[Start Supplied entries]

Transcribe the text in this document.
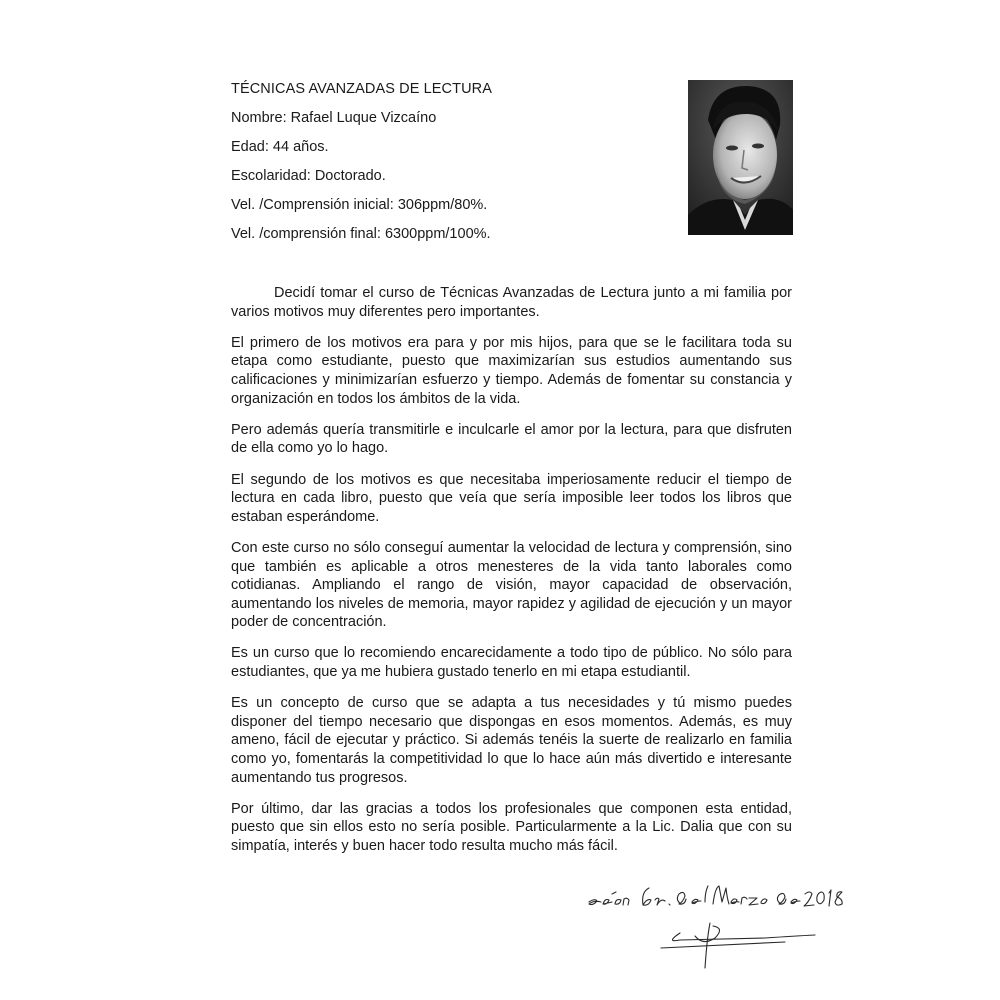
TÉCNICAS AVANZADAS DE LECTURA
Nombre: Rafael Luque Vizcaíno
Edad: 44 años.
Escolaridad: Doctorado.
Vel. /Comprensión inicial: 306ppm/80%.
Vel. /comprensión final: 6300ppm/100%.

Decidí tomar el curso de Técnicas Avanzadas de Lectura junto a mi familia por varios motivos muy diferentes pero importantes.

El primero de los motivos era para y por mis hijos, para que se le facilitara toda su etapa como estudiante, puesto que maximizarían sus estudios aumentando sus calificaciones y minimizarían esfuerzo y tiempo. Además de fomentar su constancia y organización en todos los ámbitos de la vida.

Pero además quería transmitirle e inculcarle el amor por la lectura, para que disfruten de ella como yo lo hago.

El segundo de los motivos es que necesitaba imperiosamente reducir el tiempo de lectura en cada libro, puesto que veía que sería imposible leer todos los libros que estaban esperándome.

Con este curso no sólo conseguí aumentar la velocidad de lectura y comprensión, sino que también es aplicable a otros menesteres de la vida tanto laborales como cotidianas. Ampliando el rango de visión, mayor capacidad de observación, aumentando los niveles de memoria, mayor rapidez y agilidad de ejecución y un mayor poder de concentración.

Es un curso que lo recomiendo encarecidamente a todo tipo de público. No sólo para estudiantes, que ya me hubiera gustado tenerlo en mi etapa estudiantil.

Es un concepto de curso que se adapta a tus necesidades y tú mismo puedes disponer del tiempo necesario que dispongas en esos momentos. Además, es muy ameno, fácil de ejecutar y práctico. Si además tenéis la suerte de realizarlo en familia como yo, fomentarás la competitividad lo que lo hace aún más divertido e interesante aumentando tus progresos.

Por último, dar las gracias a todos los profesionales que componen esta entidad, puesto que sin ellos esto no sería posible. Particularmente a la Lic. Dalia que con su simpatía, interés y buen hacer todo resulta mucho más fácil.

[End Supplied entries]

(Task details) Go through the material and select each line with the string "etapa" in it.

(Answer to the exercise)
El primero de los motivos era para y por mis hijos, para que se le facilitara toda su etapa como estudiante, puesto que maximizarían sus estudios aumentando sus calificaciones y minimizarían esfuerzo y tiempo. Además de fomentar su constancia y organización en todos los ámbitos de la vida.
Es un curso que lo recomiendo encarecidamente a todo tipo de público. No sólo para estudiantes, que ya me hubiera gustado tenerlo en mi etapa estudiantil.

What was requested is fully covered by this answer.